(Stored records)
* begin *

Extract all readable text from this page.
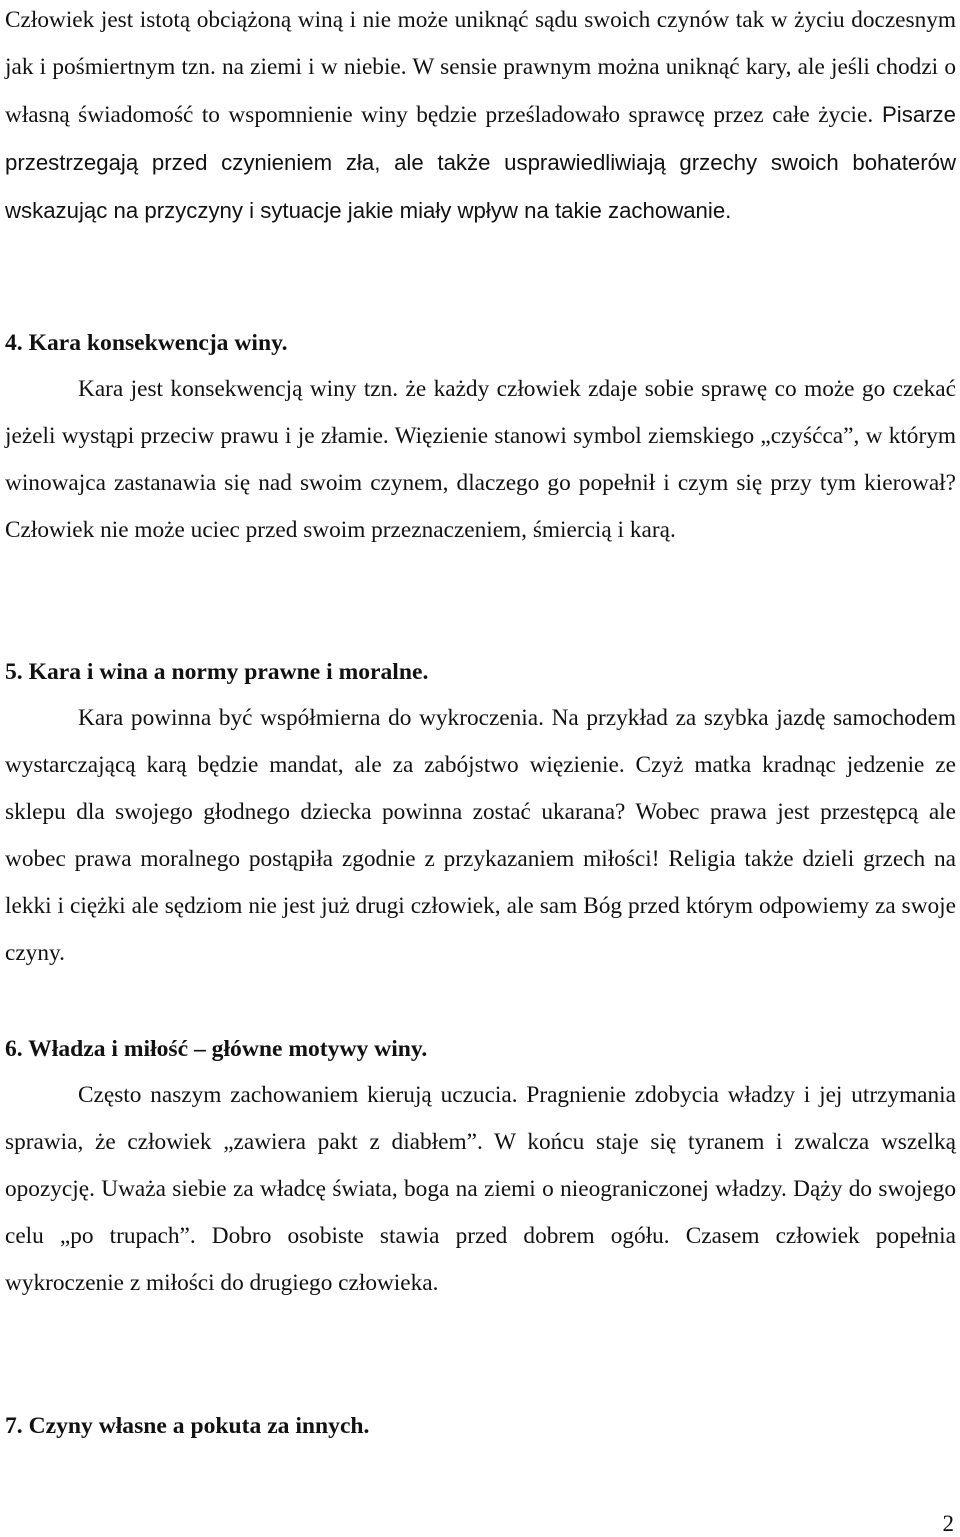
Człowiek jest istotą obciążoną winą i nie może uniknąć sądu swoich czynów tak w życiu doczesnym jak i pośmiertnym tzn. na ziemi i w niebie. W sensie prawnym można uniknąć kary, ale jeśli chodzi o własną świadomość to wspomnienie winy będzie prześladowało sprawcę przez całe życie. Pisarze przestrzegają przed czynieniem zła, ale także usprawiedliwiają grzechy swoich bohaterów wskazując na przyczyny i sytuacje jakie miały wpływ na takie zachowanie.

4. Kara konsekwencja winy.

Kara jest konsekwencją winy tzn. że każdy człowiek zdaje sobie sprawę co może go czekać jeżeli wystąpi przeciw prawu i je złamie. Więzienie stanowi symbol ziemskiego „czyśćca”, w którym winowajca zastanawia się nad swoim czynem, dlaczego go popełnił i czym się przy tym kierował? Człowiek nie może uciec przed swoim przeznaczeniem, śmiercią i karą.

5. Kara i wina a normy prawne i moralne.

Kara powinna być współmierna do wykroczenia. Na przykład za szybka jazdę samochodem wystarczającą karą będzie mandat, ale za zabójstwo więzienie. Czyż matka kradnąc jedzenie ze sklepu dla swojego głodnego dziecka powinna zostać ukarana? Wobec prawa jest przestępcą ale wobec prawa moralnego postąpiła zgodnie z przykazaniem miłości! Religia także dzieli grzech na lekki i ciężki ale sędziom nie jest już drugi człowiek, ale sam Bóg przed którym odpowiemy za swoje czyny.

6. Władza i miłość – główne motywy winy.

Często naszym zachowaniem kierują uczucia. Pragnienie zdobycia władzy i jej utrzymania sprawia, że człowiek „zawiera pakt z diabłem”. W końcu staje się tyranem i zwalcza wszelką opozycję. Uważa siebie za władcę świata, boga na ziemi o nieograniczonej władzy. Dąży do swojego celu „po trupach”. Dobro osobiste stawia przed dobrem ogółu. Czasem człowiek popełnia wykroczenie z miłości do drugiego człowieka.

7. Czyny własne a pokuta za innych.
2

* end *

◆ Exercise aim: Print each record exactly as it stands, leaving the images out.

◆ The solution:
Extract all readable text from this page.
Człowiek jest istotą obciążoną winą i nie może uniknąć sądu swoich czynów tak w życiu doczesnym jak i pośmiertnym tzn. na ziemi i w niebie. W sensie prawnym można uniknąć kary, ale jeśli chodzi o własną świadomość to wspomnienie winy będzie prześladowało sprawcę przez całe życie. Pisarze przestrzegają przed czynieniem zła, ale także usprawiedliwiają grzechy swoich bohaterów wskazując na przyczyny i sytuacje jakie miały wpływ na takie zachowanie.

4. Kara konsekwencja winy.

Kara jest konsekwencją winy tzn. że każdy człowiek zdaje sobie sprawę co może go czekać jeżeli wystąpi przeciw prawu i je złamie. Więzienie stanowi symbol ziemskiego „czyśćca”, w którym winowajca zastanawia się nad swoim czynem, dlaczego go popełnił i czym się przy tym kierował? Człowiek nie może uciec przed swoim przeznaczeniem, śmiercią i karą.

5. Kara i wina a normy prawne i moralne.

Kara powinna być współmierna do wykroczenia. Na przykład za szybka jazdę samochodem wystarczającą karą będzie mandat, ale za zabójstwo więzienie. Czyż matka kradnąc jedzenie ze sklepu dla swojego głodnego dziecka powinna zostać ukarana? Wobec prawa jest przestępcą ale wobec prawa moralnego postąpiła zgodnie z przykazaniem miłości! Religia także dzieli grzech na lekki i ciężki ale sędziom nie jest już drugi człowiek, ale sam Bóg przed którym odpowiemy za swoje czyny.

6. Władza i miłość – główne motywy winy.

Często naszym zachowaniem kierują uczucia. Pragnienie zdobycia władzy i jej utrzymania sprawia, że człowiek „zawiera pakt z diabłem”. W końcu staje się tyranem i zwalcza wszelką opozycję. Uważa siebie za władcę świata, boga na ziemi o nieograniczonej władzy. Dąży do swojego celu „po trupach”. Dobro osobiste stawia przed dobrem ogółu. Czasem człowiek popełnia wykroczenie z miłości do drugiego człowieka.

7. Czyny własne a pokuta za innych.
2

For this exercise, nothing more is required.